» **Figure record extracts**:
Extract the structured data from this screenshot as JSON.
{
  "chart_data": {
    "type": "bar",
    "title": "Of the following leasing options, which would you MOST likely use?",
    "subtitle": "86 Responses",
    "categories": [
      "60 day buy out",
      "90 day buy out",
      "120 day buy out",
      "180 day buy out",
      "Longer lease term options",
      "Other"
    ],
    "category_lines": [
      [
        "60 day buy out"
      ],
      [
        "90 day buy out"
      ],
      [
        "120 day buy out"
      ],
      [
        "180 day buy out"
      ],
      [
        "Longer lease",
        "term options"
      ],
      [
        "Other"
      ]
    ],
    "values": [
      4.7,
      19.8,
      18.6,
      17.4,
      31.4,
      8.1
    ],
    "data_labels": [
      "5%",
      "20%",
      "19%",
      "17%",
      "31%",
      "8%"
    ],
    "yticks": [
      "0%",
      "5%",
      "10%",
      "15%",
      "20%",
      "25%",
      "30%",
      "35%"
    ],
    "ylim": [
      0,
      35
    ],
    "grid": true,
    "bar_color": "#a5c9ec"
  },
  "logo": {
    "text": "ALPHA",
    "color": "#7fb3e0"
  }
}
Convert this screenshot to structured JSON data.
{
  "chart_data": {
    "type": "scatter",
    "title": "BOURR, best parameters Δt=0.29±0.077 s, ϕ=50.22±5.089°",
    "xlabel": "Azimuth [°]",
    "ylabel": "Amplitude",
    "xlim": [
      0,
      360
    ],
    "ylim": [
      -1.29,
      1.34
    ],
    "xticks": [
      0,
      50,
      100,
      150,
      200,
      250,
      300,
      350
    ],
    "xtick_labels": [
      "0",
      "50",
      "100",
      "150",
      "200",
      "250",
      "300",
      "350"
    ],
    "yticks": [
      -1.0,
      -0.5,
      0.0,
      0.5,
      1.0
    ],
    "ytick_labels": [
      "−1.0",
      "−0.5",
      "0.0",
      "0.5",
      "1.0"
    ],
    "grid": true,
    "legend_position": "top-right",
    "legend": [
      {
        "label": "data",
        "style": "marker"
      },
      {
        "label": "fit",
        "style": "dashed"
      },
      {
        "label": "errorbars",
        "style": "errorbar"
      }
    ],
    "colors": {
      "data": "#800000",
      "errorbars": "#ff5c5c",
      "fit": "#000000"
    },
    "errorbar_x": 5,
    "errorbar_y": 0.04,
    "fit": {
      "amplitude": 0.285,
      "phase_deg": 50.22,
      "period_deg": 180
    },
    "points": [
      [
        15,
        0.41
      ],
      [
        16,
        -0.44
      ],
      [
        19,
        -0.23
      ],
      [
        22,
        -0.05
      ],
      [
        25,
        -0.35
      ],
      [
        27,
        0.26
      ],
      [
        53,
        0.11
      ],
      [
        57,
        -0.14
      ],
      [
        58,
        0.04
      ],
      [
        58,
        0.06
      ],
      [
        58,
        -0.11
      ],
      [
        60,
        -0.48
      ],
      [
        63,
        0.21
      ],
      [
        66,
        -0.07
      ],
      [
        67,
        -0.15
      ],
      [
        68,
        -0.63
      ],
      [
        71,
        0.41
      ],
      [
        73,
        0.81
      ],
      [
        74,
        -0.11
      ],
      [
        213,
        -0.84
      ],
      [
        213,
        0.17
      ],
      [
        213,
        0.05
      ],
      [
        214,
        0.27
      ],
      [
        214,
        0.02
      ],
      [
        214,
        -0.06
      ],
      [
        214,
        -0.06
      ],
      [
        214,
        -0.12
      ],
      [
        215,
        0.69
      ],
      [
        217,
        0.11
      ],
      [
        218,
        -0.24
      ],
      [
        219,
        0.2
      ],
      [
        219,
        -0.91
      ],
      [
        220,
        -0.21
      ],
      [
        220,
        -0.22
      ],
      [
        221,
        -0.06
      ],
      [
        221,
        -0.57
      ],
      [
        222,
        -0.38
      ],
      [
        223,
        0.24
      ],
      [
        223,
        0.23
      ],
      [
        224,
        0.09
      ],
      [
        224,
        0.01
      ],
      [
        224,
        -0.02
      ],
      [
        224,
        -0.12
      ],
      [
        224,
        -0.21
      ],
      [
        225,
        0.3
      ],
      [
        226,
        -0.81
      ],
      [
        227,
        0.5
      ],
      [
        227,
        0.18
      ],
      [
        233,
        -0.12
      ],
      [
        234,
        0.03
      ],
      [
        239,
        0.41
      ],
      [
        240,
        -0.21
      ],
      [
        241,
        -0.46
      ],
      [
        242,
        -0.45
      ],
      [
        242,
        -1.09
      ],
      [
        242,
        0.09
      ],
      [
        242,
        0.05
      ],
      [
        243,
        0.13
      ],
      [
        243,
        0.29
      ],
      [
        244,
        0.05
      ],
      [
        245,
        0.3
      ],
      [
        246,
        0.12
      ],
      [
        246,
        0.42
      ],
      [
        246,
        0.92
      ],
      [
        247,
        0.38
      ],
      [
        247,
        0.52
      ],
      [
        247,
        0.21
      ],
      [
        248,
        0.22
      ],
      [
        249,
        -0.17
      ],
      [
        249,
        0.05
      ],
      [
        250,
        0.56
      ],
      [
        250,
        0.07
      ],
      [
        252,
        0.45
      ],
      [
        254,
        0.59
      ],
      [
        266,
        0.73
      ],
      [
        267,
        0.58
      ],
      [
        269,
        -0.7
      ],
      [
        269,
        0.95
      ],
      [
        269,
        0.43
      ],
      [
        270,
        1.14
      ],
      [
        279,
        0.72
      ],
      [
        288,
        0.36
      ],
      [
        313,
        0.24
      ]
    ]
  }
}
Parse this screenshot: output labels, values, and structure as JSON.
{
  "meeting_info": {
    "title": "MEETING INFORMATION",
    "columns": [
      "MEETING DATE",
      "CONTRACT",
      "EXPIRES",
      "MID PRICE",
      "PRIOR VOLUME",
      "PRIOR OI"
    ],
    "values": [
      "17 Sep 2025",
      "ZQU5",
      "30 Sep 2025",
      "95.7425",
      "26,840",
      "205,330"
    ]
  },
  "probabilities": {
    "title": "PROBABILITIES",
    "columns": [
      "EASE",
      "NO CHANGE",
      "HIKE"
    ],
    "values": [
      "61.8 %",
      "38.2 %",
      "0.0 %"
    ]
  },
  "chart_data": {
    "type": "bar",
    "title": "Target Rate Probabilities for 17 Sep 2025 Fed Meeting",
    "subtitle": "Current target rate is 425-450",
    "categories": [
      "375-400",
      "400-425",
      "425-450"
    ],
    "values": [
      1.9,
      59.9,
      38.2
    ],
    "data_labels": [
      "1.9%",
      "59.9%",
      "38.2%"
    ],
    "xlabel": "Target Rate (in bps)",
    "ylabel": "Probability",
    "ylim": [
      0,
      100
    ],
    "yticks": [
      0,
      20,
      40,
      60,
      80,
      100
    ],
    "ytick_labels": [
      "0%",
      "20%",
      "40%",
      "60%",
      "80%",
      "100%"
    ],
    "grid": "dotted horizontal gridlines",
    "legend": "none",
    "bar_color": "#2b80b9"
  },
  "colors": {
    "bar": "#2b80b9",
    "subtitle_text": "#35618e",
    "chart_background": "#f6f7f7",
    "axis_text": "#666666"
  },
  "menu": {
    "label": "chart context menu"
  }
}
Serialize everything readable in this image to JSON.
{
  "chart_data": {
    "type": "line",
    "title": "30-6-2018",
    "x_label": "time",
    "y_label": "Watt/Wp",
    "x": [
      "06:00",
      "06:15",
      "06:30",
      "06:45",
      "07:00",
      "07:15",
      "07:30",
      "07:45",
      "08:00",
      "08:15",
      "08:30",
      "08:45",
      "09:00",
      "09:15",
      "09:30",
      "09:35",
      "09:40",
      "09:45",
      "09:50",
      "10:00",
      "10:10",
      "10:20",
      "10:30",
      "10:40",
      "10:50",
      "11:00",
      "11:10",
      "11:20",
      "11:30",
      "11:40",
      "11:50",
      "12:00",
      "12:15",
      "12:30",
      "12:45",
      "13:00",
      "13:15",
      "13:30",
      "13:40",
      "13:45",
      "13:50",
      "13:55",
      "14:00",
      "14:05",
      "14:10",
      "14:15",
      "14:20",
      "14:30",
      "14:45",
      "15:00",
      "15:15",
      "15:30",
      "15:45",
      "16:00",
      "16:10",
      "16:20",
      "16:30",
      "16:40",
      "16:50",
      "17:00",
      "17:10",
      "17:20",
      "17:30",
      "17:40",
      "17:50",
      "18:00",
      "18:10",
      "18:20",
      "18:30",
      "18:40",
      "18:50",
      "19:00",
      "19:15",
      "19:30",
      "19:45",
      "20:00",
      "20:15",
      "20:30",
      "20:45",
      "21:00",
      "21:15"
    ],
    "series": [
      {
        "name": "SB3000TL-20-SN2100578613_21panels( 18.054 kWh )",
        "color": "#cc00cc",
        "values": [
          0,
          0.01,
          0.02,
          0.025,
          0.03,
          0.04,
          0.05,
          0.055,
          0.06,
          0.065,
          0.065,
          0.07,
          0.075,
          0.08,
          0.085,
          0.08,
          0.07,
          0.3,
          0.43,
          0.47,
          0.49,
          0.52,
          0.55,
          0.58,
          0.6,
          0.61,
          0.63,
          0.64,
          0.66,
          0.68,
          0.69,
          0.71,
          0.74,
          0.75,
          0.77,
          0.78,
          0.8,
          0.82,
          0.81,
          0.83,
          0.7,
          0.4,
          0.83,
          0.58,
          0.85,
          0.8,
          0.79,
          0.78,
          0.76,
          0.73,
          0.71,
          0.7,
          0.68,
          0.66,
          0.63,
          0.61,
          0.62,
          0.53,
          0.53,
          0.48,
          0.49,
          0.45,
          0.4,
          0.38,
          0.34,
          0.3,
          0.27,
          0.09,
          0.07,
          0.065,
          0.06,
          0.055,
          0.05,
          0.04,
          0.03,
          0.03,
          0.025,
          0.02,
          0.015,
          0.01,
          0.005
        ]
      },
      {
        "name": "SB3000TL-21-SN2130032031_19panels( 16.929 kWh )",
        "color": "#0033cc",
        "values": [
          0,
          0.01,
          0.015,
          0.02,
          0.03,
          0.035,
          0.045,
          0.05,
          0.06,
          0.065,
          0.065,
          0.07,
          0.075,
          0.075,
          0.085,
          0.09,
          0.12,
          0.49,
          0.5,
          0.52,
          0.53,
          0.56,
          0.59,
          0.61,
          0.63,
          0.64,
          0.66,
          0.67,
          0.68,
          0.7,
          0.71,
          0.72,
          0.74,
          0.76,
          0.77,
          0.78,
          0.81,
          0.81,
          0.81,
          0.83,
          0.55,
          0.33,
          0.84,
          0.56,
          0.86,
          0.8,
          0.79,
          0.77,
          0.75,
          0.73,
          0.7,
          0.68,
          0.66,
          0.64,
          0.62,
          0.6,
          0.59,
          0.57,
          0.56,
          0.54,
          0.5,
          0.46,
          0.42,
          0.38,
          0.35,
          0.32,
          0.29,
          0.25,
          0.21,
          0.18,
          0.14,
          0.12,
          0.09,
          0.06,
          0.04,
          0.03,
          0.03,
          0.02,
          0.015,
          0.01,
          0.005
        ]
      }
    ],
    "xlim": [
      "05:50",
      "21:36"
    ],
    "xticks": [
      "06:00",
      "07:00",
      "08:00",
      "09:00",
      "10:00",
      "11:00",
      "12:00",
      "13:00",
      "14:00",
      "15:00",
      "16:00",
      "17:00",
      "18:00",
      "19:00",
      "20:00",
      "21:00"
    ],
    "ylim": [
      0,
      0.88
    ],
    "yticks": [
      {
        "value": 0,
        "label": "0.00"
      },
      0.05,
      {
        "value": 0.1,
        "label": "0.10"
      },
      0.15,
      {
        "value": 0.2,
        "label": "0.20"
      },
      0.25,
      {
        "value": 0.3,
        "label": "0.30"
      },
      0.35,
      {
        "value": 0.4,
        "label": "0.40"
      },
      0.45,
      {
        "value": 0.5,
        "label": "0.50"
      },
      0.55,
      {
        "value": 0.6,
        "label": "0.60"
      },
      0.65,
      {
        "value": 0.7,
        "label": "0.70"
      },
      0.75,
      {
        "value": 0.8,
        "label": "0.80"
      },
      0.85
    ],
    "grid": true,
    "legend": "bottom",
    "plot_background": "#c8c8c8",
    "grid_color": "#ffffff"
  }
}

» **INSTRUCTION**: Go through the listing above and list every line that has the word "ylabel".

» **REPLY TO THE TASK**:
    "ylabel": "Amplitude",
    "ylabel": "Probability",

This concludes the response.